- _Records shown_
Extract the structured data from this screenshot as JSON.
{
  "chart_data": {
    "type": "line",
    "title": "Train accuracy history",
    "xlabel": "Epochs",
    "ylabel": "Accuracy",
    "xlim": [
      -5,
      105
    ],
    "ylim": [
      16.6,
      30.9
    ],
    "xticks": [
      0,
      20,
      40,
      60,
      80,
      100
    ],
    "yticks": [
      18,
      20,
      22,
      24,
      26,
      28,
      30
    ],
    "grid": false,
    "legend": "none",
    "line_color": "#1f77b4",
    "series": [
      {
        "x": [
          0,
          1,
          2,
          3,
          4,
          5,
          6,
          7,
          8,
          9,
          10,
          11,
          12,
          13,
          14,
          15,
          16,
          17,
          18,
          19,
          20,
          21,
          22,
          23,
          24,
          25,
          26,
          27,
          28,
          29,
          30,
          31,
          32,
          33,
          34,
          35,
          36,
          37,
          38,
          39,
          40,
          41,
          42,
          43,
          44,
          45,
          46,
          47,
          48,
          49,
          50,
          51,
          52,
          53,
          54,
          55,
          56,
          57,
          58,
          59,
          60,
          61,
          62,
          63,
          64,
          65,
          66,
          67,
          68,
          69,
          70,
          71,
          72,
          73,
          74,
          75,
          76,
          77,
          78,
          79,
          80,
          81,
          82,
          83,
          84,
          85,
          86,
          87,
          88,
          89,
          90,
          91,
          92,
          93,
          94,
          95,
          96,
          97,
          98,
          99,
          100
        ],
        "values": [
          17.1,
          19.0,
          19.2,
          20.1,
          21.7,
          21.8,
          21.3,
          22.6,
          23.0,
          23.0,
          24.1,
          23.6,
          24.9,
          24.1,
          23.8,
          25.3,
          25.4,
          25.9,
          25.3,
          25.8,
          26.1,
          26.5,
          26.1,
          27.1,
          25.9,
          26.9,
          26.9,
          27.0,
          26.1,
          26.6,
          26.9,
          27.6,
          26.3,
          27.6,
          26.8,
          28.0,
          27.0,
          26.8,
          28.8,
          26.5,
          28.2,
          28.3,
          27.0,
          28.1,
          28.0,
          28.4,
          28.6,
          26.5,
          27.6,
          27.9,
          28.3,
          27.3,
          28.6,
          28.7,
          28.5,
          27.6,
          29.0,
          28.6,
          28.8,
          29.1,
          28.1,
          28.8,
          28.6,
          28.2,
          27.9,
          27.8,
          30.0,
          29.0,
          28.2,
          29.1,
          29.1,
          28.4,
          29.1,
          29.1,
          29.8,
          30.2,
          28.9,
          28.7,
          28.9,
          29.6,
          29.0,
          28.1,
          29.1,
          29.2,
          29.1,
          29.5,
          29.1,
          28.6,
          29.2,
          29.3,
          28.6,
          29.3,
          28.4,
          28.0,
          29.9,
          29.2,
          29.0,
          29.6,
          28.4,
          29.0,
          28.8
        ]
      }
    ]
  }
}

- _Aim_
Retype all the material above precisely, with no line left out.

- _Task response_
Extract the structured data from this screenshot as JSON.
{
  "chart_data": {
    "type": "line",
    "title": "Train accuracy history",
    "xlabel": "Epochs",
    "ylabel": "Accuracy",
    "xlim": [
      -5,
      105
    ],
    "ylim": [
      16.6,
      30.9
    ],
    "xticks": [
      0,
      20,
      40,
      60,
      80,
      100
    ],
    "yticks": [
      18,
      20,
      22,
      24,
      26,
      28,
      30
    ],
    "grid": false,
    "legend": "none",
    "line_color": "#1f77b4",
    "series": [
      {
        "x": [
          0,
          1,
          2,
          3,
          4,
          5,
          6,
          7,
          8,
          9,
          10,
          11,
          12,
          13,
          14,
          15,
          16,
          17,
          18,
          19,
          20,
          21,
          22,
          23,
          24,
          25,
          26,
          27,
          28,
          29,
          30,
          31,
          32,
          33,
          34,
          35,
          36,
          37,
          38,
          39,
          40,
          41,
          42,
          43,
          44,
          45,
          46,
          47,
          48,
          49,
          50,
          51,
          52,
          53,
          54,
          55,
          56,
          57,
          58,
          59,
          60,
          61,
          62,
          63,
          64,
          65,
          66,
          67,
          68,
          69,
          70,
          71,
          72,
          73,
          74,
          75,
          76,
          77,
          78,
          79,
          80,
          81,
          82,
          83,
          84,
          85,
          86,
          87,
          88,
          89,
          90,
          91,
          92,
          93,
          94,
          95,
          96,
          97,
          98,
          99,
          100
        ],
        "values": [
          17.1,
          19.0,
          19.2,
          20.1,
          21.7,
          21.8,
          21.3,
          22.6,
          23.0,
          23.0,
          24.1,
          23.6,
          24.9,
          24.1,
          23.8,
          25.3,
          25.4,
          25.9,
          25.3,
          25.8,
          26.1,
          26.5,
          26.1,
          27.1,
          25.9,
          26.9,
          26.9,
          27.0,
          26.1,
          26.6,
          26.9,
          27.6,
          26.3,
          27.6,
          26.8,
          28.0,
          27.0,
          26.8,
          28.8,
          26.5,
          28.2,
          28.3,
          27.0,
          28.1,
          28.0,
          28.4,
          28.6,
          26.5,
          27.6,
          27.9,
          28.3,
          27.3,
          28.6,
          28.7,
          28.5,
          27.6,
          29.0,
          28.6,
          28.8,
          29.1,
          28.1,
          28.8,
          28.6,
          28.2,
          27.9,
          27.8,
          30.0,
          29.0,
          28.2,
          29.1,
          29.1,
          28.4,
          29.1,
          29.1,
          29.8,
          30.2,
          28.9,
          28.7,
          28.9,
          29.6,
          29.0,
          28.1,
          29.1,
          29.2,
          29.1,
          29.5,
          29.1,
          28.6,
          29.2,
          29.3,
          28.6,
          29.3,
          28.4,
          28.0,
          29.9,
          29.2,
          29.0,
          29.6,
          28.4,
          29.0,
          28.8
        ]
      }
    ]
  }
}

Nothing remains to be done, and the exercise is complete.